Exercise directions —
From the entries below, extract every line that includes the word "with".

Provided data —
===

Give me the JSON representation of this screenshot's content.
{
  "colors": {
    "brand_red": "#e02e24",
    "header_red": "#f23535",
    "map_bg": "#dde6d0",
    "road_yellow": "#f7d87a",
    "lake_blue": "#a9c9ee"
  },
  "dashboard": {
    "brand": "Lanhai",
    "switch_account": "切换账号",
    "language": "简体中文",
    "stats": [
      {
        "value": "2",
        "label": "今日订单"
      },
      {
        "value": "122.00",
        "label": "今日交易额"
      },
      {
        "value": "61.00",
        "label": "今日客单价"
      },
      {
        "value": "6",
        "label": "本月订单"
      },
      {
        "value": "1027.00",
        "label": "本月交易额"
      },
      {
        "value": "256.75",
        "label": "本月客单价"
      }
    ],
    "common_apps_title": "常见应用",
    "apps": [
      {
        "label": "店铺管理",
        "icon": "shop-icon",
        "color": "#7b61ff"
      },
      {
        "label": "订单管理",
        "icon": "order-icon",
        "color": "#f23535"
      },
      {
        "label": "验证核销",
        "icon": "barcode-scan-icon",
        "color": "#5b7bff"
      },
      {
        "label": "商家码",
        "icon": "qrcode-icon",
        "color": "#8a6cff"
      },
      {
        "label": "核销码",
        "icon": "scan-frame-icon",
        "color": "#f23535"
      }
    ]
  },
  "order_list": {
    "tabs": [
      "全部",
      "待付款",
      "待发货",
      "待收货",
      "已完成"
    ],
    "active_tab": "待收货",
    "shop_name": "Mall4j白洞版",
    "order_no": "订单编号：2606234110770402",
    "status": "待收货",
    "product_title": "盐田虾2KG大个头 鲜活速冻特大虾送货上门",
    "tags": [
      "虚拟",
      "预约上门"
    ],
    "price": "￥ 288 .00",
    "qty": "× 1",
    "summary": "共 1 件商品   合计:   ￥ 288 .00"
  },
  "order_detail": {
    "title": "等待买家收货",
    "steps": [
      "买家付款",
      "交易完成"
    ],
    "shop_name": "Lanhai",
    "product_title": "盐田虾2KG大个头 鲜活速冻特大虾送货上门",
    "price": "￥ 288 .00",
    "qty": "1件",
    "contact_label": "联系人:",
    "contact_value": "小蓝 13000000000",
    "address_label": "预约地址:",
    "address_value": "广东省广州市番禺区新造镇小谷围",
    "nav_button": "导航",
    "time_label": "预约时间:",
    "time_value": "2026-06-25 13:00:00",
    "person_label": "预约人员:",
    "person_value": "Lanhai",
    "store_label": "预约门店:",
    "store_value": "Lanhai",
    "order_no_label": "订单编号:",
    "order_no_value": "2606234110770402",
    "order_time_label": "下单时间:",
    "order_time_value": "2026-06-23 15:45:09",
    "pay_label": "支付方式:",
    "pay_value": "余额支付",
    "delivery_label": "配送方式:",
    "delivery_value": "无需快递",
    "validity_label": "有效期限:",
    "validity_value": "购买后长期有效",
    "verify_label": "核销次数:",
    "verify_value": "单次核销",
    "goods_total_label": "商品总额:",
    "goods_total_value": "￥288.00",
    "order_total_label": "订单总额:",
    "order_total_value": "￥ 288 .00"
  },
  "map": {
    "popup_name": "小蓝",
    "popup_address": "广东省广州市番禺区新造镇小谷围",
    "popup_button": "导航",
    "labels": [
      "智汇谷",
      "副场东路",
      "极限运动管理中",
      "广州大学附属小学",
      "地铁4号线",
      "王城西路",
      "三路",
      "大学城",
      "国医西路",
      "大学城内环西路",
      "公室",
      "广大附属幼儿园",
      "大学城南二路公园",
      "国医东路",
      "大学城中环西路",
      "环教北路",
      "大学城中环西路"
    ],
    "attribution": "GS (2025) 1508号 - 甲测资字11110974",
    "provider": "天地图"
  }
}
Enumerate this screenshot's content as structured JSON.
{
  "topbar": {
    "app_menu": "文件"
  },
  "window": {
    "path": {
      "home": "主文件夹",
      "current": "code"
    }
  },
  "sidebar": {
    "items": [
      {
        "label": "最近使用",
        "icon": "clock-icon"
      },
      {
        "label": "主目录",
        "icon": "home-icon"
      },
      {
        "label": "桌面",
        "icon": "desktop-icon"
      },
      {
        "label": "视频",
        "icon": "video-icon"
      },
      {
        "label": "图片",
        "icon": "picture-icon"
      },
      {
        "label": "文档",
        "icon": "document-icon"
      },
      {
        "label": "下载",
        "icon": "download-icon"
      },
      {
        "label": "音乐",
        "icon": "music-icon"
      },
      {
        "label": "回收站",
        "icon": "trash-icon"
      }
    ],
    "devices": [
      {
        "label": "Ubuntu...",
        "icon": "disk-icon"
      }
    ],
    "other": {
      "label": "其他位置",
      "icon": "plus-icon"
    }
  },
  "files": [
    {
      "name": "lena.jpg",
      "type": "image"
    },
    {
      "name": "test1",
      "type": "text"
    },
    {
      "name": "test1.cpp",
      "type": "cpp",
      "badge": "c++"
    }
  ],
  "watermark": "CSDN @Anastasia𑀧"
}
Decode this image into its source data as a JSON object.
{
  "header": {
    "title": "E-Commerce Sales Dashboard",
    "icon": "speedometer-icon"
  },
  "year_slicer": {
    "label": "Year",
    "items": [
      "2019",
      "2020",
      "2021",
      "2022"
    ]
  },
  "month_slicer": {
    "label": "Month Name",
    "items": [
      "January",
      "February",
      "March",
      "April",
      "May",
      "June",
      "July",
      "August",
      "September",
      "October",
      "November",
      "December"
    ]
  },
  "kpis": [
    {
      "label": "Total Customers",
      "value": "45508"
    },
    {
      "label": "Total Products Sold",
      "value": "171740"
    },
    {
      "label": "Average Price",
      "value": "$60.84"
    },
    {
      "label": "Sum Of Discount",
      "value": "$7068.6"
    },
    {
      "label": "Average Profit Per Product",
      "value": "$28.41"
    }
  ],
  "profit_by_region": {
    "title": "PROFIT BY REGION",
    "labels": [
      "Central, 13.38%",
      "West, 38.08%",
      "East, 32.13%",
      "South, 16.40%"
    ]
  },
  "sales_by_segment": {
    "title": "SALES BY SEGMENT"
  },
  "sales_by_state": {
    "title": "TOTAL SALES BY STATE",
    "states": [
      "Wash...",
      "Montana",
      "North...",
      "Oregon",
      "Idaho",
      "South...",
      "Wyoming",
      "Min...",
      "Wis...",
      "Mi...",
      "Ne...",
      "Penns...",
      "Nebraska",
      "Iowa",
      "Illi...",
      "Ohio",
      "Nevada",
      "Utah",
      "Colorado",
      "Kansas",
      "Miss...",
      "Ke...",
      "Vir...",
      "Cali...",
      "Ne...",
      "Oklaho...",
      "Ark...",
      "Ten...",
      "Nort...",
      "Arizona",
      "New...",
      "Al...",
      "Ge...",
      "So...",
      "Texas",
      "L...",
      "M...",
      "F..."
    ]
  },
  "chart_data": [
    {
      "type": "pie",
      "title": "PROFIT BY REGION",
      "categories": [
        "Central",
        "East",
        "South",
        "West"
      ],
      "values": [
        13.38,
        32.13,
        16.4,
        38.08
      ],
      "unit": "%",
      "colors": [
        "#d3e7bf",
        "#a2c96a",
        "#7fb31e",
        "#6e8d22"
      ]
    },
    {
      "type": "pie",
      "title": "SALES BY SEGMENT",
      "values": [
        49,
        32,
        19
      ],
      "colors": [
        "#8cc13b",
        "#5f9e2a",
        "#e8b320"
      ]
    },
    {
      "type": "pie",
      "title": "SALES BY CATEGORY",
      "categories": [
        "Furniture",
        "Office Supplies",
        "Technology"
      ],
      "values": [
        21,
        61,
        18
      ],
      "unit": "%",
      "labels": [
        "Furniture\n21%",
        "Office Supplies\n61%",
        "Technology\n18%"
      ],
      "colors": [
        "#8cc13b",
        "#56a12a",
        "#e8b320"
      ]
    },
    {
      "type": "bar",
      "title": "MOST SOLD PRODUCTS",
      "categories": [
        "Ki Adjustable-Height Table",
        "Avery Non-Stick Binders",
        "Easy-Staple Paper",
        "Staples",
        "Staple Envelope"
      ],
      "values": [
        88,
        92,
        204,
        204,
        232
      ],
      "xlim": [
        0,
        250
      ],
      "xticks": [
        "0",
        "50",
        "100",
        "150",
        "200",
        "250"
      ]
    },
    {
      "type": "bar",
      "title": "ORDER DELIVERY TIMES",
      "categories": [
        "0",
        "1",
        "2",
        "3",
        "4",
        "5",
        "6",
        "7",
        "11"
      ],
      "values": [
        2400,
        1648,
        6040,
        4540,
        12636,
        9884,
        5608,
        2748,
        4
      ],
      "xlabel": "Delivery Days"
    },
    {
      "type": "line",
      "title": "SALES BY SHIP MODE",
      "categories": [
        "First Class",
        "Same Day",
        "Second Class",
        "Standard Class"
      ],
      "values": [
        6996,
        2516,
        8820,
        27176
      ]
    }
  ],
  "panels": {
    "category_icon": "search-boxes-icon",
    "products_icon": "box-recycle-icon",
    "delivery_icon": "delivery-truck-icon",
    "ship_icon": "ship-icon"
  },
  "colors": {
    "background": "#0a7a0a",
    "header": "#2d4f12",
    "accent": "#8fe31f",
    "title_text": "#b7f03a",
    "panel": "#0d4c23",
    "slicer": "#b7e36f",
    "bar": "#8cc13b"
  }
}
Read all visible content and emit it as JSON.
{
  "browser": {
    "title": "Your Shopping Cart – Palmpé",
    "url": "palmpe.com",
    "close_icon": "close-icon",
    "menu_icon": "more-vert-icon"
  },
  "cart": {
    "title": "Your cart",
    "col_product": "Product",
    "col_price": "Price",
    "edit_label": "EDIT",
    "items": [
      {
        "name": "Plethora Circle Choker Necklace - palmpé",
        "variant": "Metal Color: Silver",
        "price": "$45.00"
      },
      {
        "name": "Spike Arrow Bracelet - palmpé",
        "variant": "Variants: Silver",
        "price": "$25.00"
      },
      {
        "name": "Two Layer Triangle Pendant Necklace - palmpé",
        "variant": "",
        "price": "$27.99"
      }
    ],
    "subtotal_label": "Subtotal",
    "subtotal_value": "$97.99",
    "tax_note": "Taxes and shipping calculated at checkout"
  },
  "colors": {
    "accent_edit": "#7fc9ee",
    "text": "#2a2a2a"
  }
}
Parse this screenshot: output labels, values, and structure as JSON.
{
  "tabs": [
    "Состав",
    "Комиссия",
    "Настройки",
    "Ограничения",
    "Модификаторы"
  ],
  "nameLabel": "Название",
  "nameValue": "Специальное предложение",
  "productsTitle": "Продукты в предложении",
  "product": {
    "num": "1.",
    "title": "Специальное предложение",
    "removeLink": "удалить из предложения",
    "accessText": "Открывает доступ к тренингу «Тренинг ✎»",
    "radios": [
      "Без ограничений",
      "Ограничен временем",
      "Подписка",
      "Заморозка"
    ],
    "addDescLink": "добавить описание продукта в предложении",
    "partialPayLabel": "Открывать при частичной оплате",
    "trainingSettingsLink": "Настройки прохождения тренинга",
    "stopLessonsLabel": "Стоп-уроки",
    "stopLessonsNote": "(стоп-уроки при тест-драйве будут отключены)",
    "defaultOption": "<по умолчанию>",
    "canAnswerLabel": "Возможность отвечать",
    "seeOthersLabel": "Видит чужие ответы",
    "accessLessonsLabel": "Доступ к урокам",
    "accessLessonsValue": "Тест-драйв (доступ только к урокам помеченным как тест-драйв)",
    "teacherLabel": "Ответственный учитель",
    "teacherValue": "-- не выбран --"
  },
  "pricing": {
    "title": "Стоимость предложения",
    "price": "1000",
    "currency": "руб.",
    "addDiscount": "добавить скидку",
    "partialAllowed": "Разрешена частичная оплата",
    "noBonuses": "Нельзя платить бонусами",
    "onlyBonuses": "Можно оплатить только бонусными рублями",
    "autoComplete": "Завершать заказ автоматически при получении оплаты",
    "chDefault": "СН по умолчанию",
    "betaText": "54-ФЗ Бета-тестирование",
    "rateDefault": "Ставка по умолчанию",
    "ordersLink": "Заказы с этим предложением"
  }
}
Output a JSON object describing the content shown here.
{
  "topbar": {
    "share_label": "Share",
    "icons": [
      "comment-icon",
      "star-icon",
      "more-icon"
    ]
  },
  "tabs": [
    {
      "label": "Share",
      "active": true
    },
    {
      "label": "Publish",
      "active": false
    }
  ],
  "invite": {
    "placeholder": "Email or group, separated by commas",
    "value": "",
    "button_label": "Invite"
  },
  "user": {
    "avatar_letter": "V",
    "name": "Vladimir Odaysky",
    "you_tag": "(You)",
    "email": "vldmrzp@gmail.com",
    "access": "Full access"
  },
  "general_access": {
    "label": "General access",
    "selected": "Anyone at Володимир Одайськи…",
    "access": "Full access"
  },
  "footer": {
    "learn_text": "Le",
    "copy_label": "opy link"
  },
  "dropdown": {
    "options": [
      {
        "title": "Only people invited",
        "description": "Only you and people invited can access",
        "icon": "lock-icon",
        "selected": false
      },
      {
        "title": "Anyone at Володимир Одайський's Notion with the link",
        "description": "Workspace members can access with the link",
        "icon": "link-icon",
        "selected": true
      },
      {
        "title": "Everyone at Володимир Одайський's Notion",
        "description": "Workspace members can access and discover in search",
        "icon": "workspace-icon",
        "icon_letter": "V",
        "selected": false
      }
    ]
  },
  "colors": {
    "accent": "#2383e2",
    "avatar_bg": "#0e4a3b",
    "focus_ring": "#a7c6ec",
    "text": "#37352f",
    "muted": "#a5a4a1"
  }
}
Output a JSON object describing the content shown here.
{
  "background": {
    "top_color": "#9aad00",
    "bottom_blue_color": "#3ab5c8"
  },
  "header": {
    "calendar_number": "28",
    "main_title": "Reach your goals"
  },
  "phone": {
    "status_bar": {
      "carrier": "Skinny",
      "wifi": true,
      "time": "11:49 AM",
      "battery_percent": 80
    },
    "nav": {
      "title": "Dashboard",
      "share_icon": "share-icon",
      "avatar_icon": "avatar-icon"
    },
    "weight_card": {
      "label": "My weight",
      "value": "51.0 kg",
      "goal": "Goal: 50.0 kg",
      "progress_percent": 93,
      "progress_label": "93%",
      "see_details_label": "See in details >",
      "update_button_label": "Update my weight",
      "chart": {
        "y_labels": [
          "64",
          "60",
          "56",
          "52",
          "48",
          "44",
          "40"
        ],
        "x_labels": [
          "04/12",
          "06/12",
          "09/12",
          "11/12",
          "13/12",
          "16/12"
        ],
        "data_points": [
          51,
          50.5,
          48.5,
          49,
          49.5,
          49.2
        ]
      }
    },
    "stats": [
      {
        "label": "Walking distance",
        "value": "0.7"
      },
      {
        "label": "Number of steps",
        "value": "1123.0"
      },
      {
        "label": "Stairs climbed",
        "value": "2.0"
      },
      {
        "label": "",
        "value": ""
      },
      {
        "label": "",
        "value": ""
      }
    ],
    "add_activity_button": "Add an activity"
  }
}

===

Reply —
        "title": "Anyone at Володимир Одайський's Notion with the link",
        "description": "Workspace members can access with the link",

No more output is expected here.